What is asked:
Write the data out again, character for character, with no images.
----- Exercise material -----
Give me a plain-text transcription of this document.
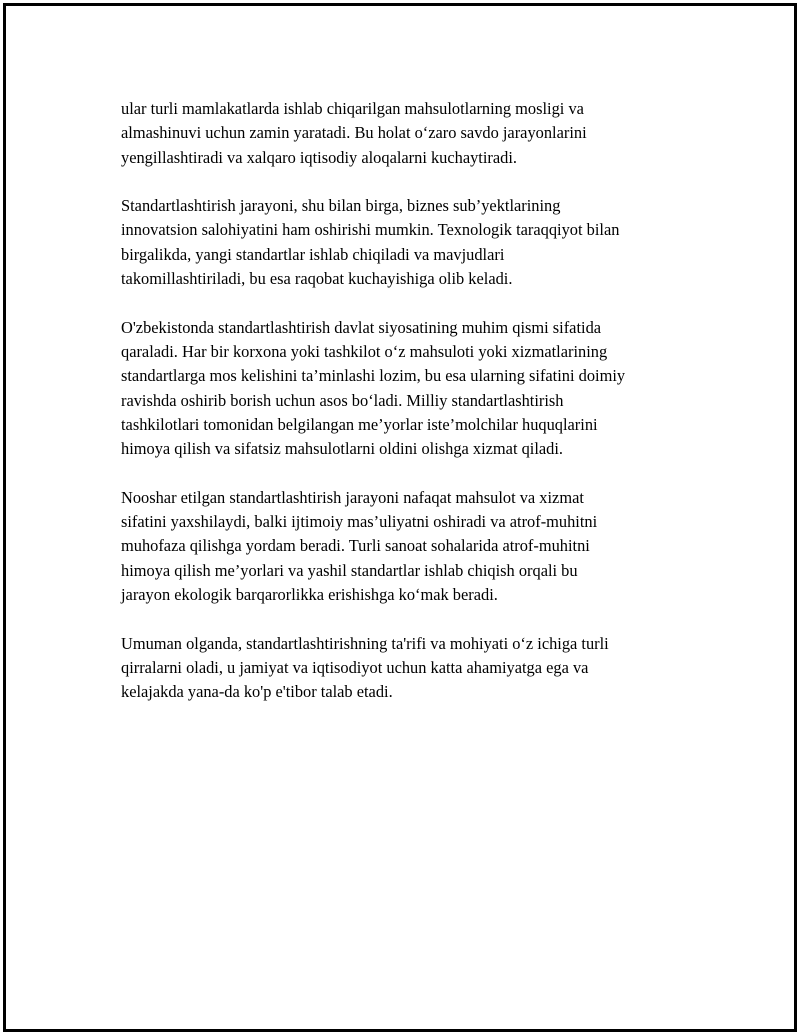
ular turli mamlakatlarda ishlab chiqarilgan mahsulotlarning mosligi va
almashinuvi uchun zamin yaratadi. Bu holat o‘zaro savdo jarayonlarini
yengillashtiradi va xalqaro iqtisodiy aloqalarni kuchaytiradi.

Standartlashtirish jarayoni, shu bilan birga, biznes sub’yektlarining
innovatsion salohiyatini ham oshirishi mumkin. Texnologik taraqqiyot bilan
birgalikda, yangi standartlar ishlab chiqiladi va mavjudlari
takomillashtiriladi, bu esa raqobat kuchayishiga olib keladi.

O'zbekistonda standartlashtirish davlat siyosatining muhim qismi sifatida
qaraladi. Har bir korxona yoki tashkilot o‘z mahsuloti yoki xizmatlarining
standartlarga mos kelishini ta’minlashi lozim, bu esa ularning sifatini doimiy
ravishda oshirib borish uchun asos bo‘ladi. Milliy standartlashtirish
tashkilotlari tomonidan belgilangan me’yorlar iste’molchilar huquqlarini
himoya qilish va sifatsiz mahsulotlarni oldini olishga xizmat qiladi.

Nooshar etilgan standartlashtirish jarayoni nafaqat mahsulot va xizmat
sifatini yaxshilaydi, balki ijtimoiy mas’uliyatni oshiradi va atrof-muhitni
muhofaza qilishga yordam beradi. Turli sanoat sohalarida atrof-muhitni
himoya qilish me’yorlari va yashil standartlar ishlab chiqish orqali bu
jarayon ekologik barqarorlikka erishishga ko‘mak beradi.

Umuman olganda, standartlashtirishning ta'rifi va mohiyati o‘z ichiga turli
qirralarni oladi, u jamiyat va iqtisodiyot uchun katta ahamiyatga ega va
kelajakda yana-da ko'p e'tibor talab etadi.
-----
Exercise output:
Give me a plain-text transcription of this document.
ular turli mamlakatlarda ishlab chiqarilgan mahsulotlarning mosligi va
almashinuvi uchun zamin yaratadi. Bu holat o‘zaro savdo jarayonlarini
yengillashtiradi va xalqaro iqtisodiy aloqalarni kuchaytiradi.

Standartlashtirish jarayoni, shu bilan birga, biznes sub’yektlarining
innovatsion salohiyatini ham oshirishi mumkin. Texnologik taraqqiyot bilan
birgalikda, yangi standartlar ishlab chiqiladi va mavjudlari
takomillashtiriladi, bu esa raqobat kuchayishiga olib keladi.

O'zbekistonda standartlashtirish davlat siyosatining muhim qismi sifatida
qaraladi. Har bir korxona yoki tashkilot o‘z mahsuloti yoki xizmatlarining
standartlarga mos kelishini ta’minlashi lozim, bu esa ularning sifatini doimiy
ravishda oshirib borish uchun asos bo‘ladi. Milliy standartlashtirish
tashkilotlari tomonidan belgilangan me’yorlar iste’molchilar huquqlarini
himoya qilish va sifatsiz mahsulotlarni oldini olishga xizmat qiladi.

Nooshar etilgan standartlashtirish jarayoni nafaqat mahsulot va xizmat
sifatini yaxshilaydi, balki ijtimoiy mas’uliyatni oshiradi va atrof-muhitni
muhofaza qilishga yordam beradi. Turli sanoat sohalarida atrof-muhitni
himoya qilish me’yorlari va yashil standartlar ishlab chiqish orqali bu
jarayon ekologik barqarorlikka erishishga ko‘mak beradi.

Umuman olganda, standartlashtirishning ta'rifi va mohiyati o‘z ichiga turli
qirralarni oladi, u jamiyat va iqtisodiyot uchun katta ahamiyatga ega va
kelajakda yana-da ko'p e'tibor talab etadi.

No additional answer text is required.